The records below must be transcribed exactly. Do not include the pictures.

[Dataset records start]

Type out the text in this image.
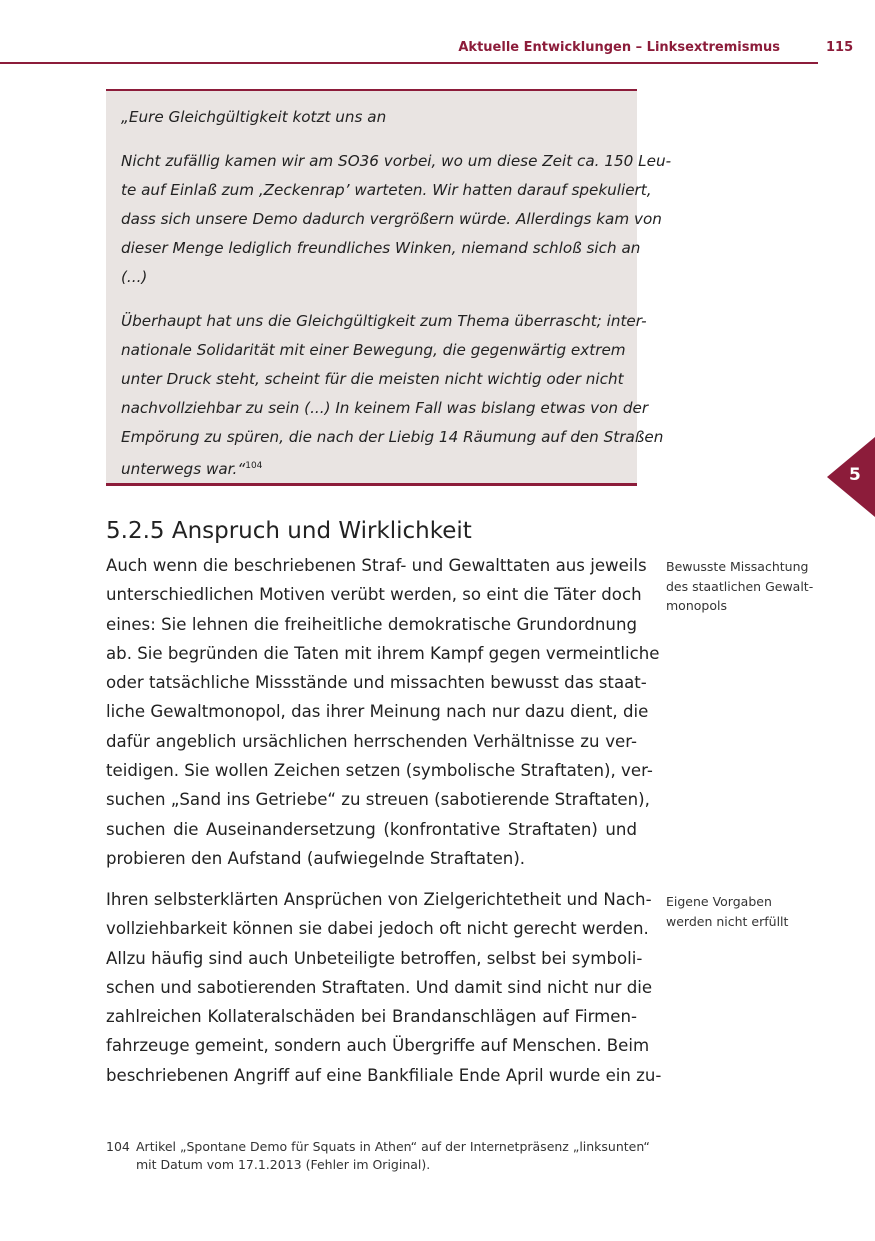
Aktuelle Entwicklungen – Linksextremismus	115

„Eure Gleichgültigkeit kotzt uns an

Nicht zufällig kamen wir am SO36 vorbei, wo um diese Zeit ca. 150 Leu-

te auf Einlaß zum ‚Zeckenrap’ warteten. Wir hatten darauf spekuliert,

dass sich unsere Demo dadurch vergrößern würde. Allerdings kam von

dieser Menge lediglich freundliches Winken, niemand schloß sich an

(...)

Überhaupt hat uns die Gleichgültigkeit zum Thema überrascht; inter-

nationale Solidarität mit einer Bewegung, die gegenwärtig extrem

unter Druck steht, scheint für die meisten nicht wichtig oder nicht

nachvollziehbar zu sein (...) In keinem Fall was bislang etwas von der

Empörung zu spüren, die nach der Liebig 14 Räumung auf den Straßen

unterwegs war.“$^{104}$	5
5.2.5 Anspruch und Wirklichkeit

Auch wenn die beschriebenen Straf- und Gewalttaten aus jeweils

unterschiedlichen Motiven verübt werden, so eint die Täter doch

eines: Sie lehnen die freiheitliche demokratische Grundordnung

ab. Sie begründen die Taten mit ihrem Kampf gegen vermeintliche

oder tatsächliche Missstände und missachten bewusst das staat-

liche Gewaltmonopol, das ihrer Meinung nach nur dazu dient, die

dafür angeblich ursächlichen herrschenden Verhältnisse zu ver-

teidigen. Sie wollen Zeichen setzen (symbolische Straftaten), ver-

suchen „Sand ins Getriebe“ zu streuen (sabotierende Straftaten),

suchen die Auseinandersetzung (konfrontative Straftaten) und

probieren den Aufstand (aufwiegelnde Straftaten).

Ihren selbsterklärten Ansprüchen von Zielgerichtetheit und Nach-

vollziehbarkeit können sie dabei jedoch oft nicht gerecht werden.

Allzu häufig sind auch Unbeteiligte betroffen, selbst bei symboli-

schen und sabotierenden Straftaten. Und damit sind nicht nur die

zahlreichen Kollateralschäden bei Brandanschlägen auf Firmen-

fahrzeuge gemeint, sondern auch Übergriffe auf Menschen. Beim

beschriebenen Angriff auf eine Bankfiliale Ende April wurde ein zu-

Bewusste Missachtung
des staatlichen Gewalt-
monopols
Eigene Vorgaben
werden nicht erfüllt

104 Artikel „Spontane Demo für Squats in Athen“ auf der Internetpräsenz „linksunten“

mit Datum vom 17.1.2013 (Fehler im Original).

[Dataset records end]

Exercise result:
Type out the text in this image.
Aktuelle Entwicklungen – Linksextremismus	115

„Eure Gleichgültigkeit kotzt uns an

Nicht zufällig kamen wir am SO36 vorbei, wo um diese Zeit ca. 150 Leu-

te auf Einlaß zum ‚Zeckenrap’ warteten. Wir hatten darauf spekuliert,

dass sich unsere Demo dadurch vergrößern würde. Allerdings kam von

dieser Menge lediglich freundliches Winken, niemand schloß sich an

(...)

Überhaupt hat uns die Gleichgültigkeit zum Thema überrascht; inter-

nationale Solidarität mit einer Bewegung, die gegenwärtig extrem

unter Druck steht, scheint für die meisten nicht wichtig oder nicht

nachvollziehbar zu sein (...) In keinem Fall was bislang etwas von der

Empörung zu spüren, die nach der Liebig 14 Räumung auf den Straßen

unterwegs war.“$^{104}$	5
5.2.5 Anspruch und Wirklichkeit

Auch wenn die beschriebenen Straf- und Gewalttaten aus jeweils

unterschiedlichen Motiven verübt werden, so eint die Täter doch

eines: Sie lehnen die freiheitliche demokratische Grundordnung

ab. Sie begründen die Taten mit ihrem Kampf gegen vermeintliche

oder tatsächliche Missstände und missachten bewusst das staat-

liche Gewaltmonopol, das ihrer Meinung nach nur dazu dient, die

dafür angeblich ursächlichen herrschenden Verhältnisse zu ver-

teidigen. Sie wollen Zeichen setzen (symbolische Straftaten), ver-

suchen „Sand ins Getriebe“ zu streuen (sabotierende Straftaten),

suchen die Auseinandersetzung (konfrontative Straftaten) und

probieren den Aufstand (aufwiegelnde Straftaten).

Ihren selbsterklärten Ansprüchen von Zielgerichtetheit und Nach-

vollziehbarkeit können sie dabei jedoch oft nicht gerecht werden.

Allzu häufig sind auch Unbeteiligte betroffen, selbst bei symboli-

schen und sabotierenden Straftaten. Und damit sind nicht nur die

zahlreichen Kollateralschäden bei Brandanschlägen auf Firmen-

fahrzeuge gemeint, sondern auch Übergriffe auf Menschen. Beim

beschriebenen Angriff auf eine Bankfiliale Ende April wurde ein zu-

Bewusste Missachtung
des staatlichen Gewalt-
monopols
Eigene Vorgaben
werden nicht erfüllt

104 Artikel „Spontane Demo für Squats in Athen“ auf der Internetpräsenz „linksunten“

mit Datum vom 17.1.2013 (Fehler im Original).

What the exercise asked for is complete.